Reproduce all of the data word for word.

====== Listing ======

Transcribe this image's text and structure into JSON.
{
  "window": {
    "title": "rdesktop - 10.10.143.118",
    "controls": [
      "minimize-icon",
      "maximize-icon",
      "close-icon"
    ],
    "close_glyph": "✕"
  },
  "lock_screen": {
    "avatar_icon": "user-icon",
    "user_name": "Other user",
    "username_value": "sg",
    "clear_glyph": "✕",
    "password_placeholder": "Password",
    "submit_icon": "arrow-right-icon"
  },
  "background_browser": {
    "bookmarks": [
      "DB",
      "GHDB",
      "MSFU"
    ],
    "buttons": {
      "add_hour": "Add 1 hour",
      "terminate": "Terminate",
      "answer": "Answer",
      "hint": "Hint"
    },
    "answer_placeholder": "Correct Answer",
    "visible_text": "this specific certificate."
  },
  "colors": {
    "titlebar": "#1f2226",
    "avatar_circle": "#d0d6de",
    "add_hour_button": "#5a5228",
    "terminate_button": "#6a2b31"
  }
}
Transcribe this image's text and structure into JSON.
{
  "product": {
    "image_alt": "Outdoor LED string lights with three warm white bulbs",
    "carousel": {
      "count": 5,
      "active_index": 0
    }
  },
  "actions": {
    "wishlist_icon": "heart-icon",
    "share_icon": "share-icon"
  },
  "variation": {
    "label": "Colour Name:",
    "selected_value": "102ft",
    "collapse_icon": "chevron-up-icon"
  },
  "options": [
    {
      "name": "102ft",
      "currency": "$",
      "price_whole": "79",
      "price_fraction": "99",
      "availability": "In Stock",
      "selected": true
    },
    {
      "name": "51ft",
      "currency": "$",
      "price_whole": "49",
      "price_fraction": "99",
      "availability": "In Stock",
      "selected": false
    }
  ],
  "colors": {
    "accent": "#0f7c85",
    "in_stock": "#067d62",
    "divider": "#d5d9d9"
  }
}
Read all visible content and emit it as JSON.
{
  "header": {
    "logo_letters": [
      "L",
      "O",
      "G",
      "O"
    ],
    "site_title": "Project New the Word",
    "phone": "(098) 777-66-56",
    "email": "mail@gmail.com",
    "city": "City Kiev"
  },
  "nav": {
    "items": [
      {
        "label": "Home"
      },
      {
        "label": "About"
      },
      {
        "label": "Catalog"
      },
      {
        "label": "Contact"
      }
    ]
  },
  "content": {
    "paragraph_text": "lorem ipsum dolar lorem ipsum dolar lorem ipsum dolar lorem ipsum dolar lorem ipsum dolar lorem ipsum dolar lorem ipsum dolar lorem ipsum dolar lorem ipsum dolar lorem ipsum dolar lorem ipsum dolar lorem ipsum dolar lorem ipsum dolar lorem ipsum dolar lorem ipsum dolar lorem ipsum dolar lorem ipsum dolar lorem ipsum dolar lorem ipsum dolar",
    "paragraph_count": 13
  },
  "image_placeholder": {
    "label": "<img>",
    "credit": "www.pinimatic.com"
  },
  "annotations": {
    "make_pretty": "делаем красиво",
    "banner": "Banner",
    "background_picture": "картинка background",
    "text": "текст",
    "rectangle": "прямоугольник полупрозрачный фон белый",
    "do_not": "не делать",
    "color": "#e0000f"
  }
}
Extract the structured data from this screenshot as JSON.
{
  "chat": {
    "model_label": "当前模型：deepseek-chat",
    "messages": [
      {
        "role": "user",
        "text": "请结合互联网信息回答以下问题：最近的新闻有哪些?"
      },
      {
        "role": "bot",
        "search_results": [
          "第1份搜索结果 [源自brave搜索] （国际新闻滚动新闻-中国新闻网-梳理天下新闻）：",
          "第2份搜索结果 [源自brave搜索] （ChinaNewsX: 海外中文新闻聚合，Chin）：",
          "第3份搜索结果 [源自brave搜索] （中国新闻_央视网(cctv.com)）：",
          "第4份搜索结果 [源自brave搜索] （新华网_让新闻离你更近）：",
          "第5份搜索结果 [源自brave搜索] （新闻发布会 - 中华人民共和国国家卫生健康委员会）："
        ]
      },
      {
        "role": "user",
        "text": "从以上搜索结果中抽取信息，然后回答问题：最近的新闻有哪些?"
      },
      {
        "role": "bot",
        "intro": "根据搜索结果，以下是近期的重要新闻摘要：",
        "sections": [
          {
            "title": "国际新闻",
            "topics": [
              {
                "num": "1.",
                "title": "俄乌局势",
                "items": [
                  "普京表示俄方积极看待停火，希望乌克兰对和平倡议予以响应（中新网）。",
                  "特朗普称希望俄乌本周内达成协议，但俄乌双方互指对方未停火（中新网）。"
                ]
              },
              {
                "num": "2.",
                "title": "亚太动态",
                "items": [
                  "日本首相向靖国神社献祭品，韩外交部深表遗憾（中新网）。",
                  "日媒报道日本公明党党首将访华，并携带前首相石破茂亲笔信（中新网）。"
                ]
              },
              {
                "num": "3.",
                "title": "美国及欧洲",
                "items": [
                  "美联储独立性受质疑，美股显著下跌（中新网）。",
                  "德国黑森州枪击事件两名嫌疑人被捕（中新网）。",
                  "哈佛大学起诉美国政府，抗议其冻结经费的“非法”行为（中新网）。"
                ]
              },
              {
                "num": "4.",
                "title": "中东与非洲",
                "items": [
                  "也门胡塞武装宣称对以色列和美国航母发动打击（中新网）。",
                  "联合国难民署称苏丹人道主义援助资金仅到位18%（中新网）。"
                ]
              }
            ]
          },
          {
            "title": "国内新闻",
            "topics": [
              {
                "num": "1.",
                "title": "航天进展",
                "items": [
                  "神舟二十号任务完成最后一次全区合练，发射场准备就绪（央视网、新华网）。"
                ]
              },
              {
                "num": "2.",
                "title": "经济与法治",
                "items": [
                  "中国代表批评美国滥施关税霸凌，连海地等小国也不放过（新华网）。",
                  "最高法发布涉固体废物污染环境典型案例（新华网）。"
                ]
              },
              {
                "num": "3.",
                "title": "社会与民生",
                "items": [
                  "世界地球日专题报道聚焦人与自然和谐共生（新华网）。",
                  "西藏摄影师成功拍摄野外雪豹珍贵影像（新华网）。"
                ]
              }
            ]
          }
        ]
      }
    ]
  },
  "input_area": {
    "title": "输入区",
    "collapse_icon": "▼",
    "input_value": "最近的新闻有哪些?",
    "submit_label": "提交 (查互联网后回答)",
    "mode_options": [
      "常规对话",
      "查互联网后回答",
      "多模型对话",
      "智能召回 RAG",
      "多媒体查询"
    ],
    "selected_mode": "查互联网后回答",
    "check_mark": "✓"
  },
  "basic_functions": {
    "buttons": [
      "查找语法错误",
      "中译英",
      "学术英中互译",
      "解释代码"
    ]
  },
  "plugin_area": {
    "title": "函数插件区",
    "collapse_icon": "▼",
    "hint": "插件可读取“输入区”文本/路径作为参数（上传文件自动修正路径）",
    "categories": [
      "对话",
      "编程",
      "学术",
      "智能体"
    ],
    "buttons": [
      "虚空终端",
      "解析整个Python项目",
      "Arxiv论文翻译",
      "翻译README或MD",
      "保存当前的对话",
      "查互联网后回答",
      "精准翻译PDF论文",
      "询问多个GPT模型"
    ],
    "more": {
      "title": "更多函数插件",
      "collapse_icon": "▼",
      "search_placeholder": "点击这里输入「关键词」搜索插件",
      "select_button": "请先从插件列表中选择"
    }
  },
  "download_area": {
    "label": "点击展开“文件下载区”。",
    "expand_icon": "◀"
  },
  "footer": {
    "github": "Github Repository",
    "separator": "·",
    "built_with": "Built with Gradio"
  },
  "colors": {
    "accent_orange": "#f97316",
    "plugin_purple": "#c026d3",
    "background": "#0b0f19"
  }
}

======

**Output:**
Transcribe this image's text and structure into JSON.
{
  "window": {
    "title": "rdesktop - 10.10.143.118",
    "controls": [
      "minimize-icon",
      "maximize-icon",
      "close-icon"
    ],
    "close_glyph": "✕"
  },
  "lock_screen": {
    "avatar_icon": "user-icon",
    "user_name": "Other user",
    "username_value": "sg",
    "clear_glyph": "✕",
    "password_placeholder": "Password",
    "submit_icon": "arrow-right-icon"
  },
  "background_browser": {
    "bookmarks": [
      "DB",
      "GHDB",
      "MSFU"
    ],
    "buttons": {
      "add_hour": "Add 1 hour",
      "terminate": "Terminate",
      "answer": "Answer",
      "hint": "Hint"
    },
    "answer_placeholder": "Correct Answer",
    "visible_text": "this specific certificate."
  },
  "colors": {
    "titlebar": "#1f2226",
    "avatar_circle": "#d0d6de",
    "add_hour_button": "#5a5228",
    "terminate_button": "#6a2b31"
  }
}
Transcribe this image's text and structure into JSON.
{
  "product": {
    "image_alt": "Outdoor LED string lights with three warm white bulbs",
    "carousel": {
      "count": 5,
      "active_index": 0
    }
  },
  "actions": {
    "wishlist_icon": "heart-icon",
    "share_icon": "share-icon"
  },
  "variation": {
    "label": "Colour Name:",
    "selected_value": "102ft",
    "collapse_icon": "chevron-up-icon"
  },
  "options": [
    {
      "name": "102ft",
      "currency": "$",
      "price_whole": "79",
      "price_fraction": "99",
      "availability": "In Stock",
      "selected": true
    },
    {
      "name": "51ft",
      "currency": "$",
      "price_whole": "49",
      "price_fraction": "99",
      "availability": "In Stock",
      "selected": false
    }
  ],
  "colors": {
    "accent": "#0f7c85",
    "in_stock": "#067d62",
    "divider": "#d5d9d9"
  }
}
Read all visible content and emit it as JSON.
{
  "header": {
    "logo_letters": [
      "L",
      "O",
      "G",
      "O"
    ],
    "site_title": "Project New the Word",
    "phone": "(098) 777-66-56",
    "email": "mail@gmail.com",
    "city": "City Kiev"
  },
  "nav": {
    "items": [
      {
        "label": "Home"
      },
      {
        "label": "About"
      },
      {
        "label": "Catalog"
      },
      {
        "label": "Contact"
      }
    ]
  },
  "content": {
    "paragraph_text": "lorem ipsum dolar lorem ipsum dolar lorem ipsum dolar lorem ipsum dolar lorem ipsum dolar lorem ipsum dolar lorem ipsum dolar lorem ipsum dolar lorem ipsum dolar lorem ipsum dolar lorem ipsum dolar lorem ipsum dolar lorem ipsum dolar lorem ipsum dolar lorem ipsum dolar lorem ipsum dolar lorem ipsum dolar lorem ipsum dolar lorem ipsum dolar",
    "paragraph_count": 13
  },
  "image_placeholder": {
    "label": "<img>",
    "credit": "www.pinimatic.com"
  },
  "annotations": {
    "make_pretty": "делаем красиво",
    "banner": "Banner",
    "background_picture": "картинка background",
    "text": "текст",
    "rectangle": "прямоугольник полупрозрачный фон белый",
    "do_not": "не делать",
    "color": "#e0000f"
  }
}
Extract the structured data from this screenshot as JSON.
{
  "chat": {
    "model_label": "当前模型：deepseek-chat",
    "messages": [
      {
        "role": "user",
        "text": "请结合互联网信息回答以下问题：最近的新闻有哪些?"
      },
      {
        "role": "bot",
        "search_results": [
          "第1份搜索结果 [源自brave搜索] （国际新闻滚动新闻-中国新闻网-梳理天下新闻）：",
          "第2份搜索结果 [源自brave搜索] （ChinaNewsX: 海外中文新闻聚合，Chin）：",
          "第3份搜索结果 [源自brave搜索] （中国新闻_央视网(cctv.com)）：",
          "第4份搜索结果 [源自brave搜索] （新华网_让新闻离你更近）：",
          "第5份搜索结果 [源自brave搜索] （新闻发布会 - 中华人民共和国国家卫生健康委员会）："
        ]
      },
      {
        "role": "user",
        "text": "从以上搜索结果中抽取信息，然后回答问题：最近的新闻有哪些?"
      },
      {
        "role": "bot",
        "intro": "根据搜索结果，以下是近期的重要新闻摘要：",
        "sections": [
          {
            "title": "国际新闻",
            "topics": [
              {
                "num": "1.",
                "title": "俄乌局势",
                "items": [
                  "普京表示俄方积极看待停火，希望乌克兰对和平倡议予以响应（中新网）。",
                  "特朗普称希望俄乌本周内达成协议，但俄乌双方互指对方未停火（中新网）。"
                ]
              },
              {
                "num": "2.",
                "title": "亚太动态",
                "items": [
                  "日本首相向靖国神社献祭品，韩外交部深表遗憾（中新网）。",
                  "日媒报道日本公明党党首将访华，并携带前首相石破茂亲笔信（中新网）。"
                ]
              },
              {
                "num": "3.",
                "title": "美国及欧洲",
                "items": [
                  "美联储独立性受质疑，美股显著下跌（中新网）。",
                  "德国黑森州枪击事件两名嫌疑人被捕（中新网）。",
                  "哈佛大学起诉美国政府，抗议其冻结经费的“非法”行为（中新网）。"
                ]
              },
              {
                "num": "4.",
                "title": "中东与非洲",
                "items": [
                  "也门胡塞武装宣称对以色列和美国航母发动打击（中新网）。",
                  "联合国难民署称苏丹人道主义援助资金仅到位18%（中新网）。"
                ]
              }
            ]
          },
          {
            "title": "国内新闻",
            "topics": [
              {
                "num": "1.",
                "title": "航天进展",
                "items": [
                  "神舟二十号任务完成最后一次全区合练，发射场准备就绪（央视网、新华网）。"
                ]
              },
              {
                "num": "2.",
                "title": "经济与法治",
                "items": [
                  "中国代表批评美国滥施关税霸凌，连海地等小国也不放过（新华网）。",
                  "最高法发布涉固体废物污染环境典型案例（新华网）。"
                ]
              },
              {
                "num": "3.",
                "title": "社会与民生",
                "items": [
                  "世界地球日专题报道聚焦人与自然和谐共生（新华网）。",
                  "西藏摄影师成功拍摄野外雪豹珍贵影像（新华网）。"
                ]
              }
            ]
          }
        ]
      }
    ]
  },
  "input_area": {
    "title": "输入区",
    "collapse_icon": "▼",
    "input_value": "最近的新闻有哪些?",
    "submit_label": "提交 (查互联网后回答)",
    "mode_options": [
      "常规对话",
      "查互联网后回答",
      "多模型对话",
      "智能召回 RAG",
      "多媒体查询"
    ],
    "selected_mode": "查互联网后回答",
    "check_mark": "✓"
  },
  "basic_functions": {
    "buttons": [
      "查找语法错误",
      "中译英",
      "学术英中互译",
      "解释代码"
    ]
  },
  "plugin_area": {
    "title": "函数插件区",
    "collapse_icon": "▼",
    "hint": "插件可读取“输入区”文本/路径作为参数（上传文件自动修正路径）",
    "categories": [
      "对话",
      "编程",
      "学术",
      "智能体"
    ],
    "buttons": [
      "虚空终端",
      "解析整个Python项目",
      "Arxiv论文翻译",
      "翻译README或MD",
      "保存当前的对话",
      "查互联网后回答",
      "精准翻译PDF论文",
      "询问多个GPT模型"
    ],
    "more": {
      "title": "更多函数插件",
      "collapse_icon": "▼",
      "search_placeholder": "点击这里输入「关键词」搜索插件",
      "select_button": "请先从插件列表中选择"
    }
  },
  "download_area": {
    "label": "点击展开“文件下载区”。",
    "expand_icon": "◀"
  },
  "footer": {
    "github": "Github Repository",
    "separator": "·",
    "built_with": "Built with Gradio"
  },
  "colors": {
    "accent_orange": "#f97316",
    "plugin_purple": "#c026d3",
    "background": "#0b0f19"
  }
}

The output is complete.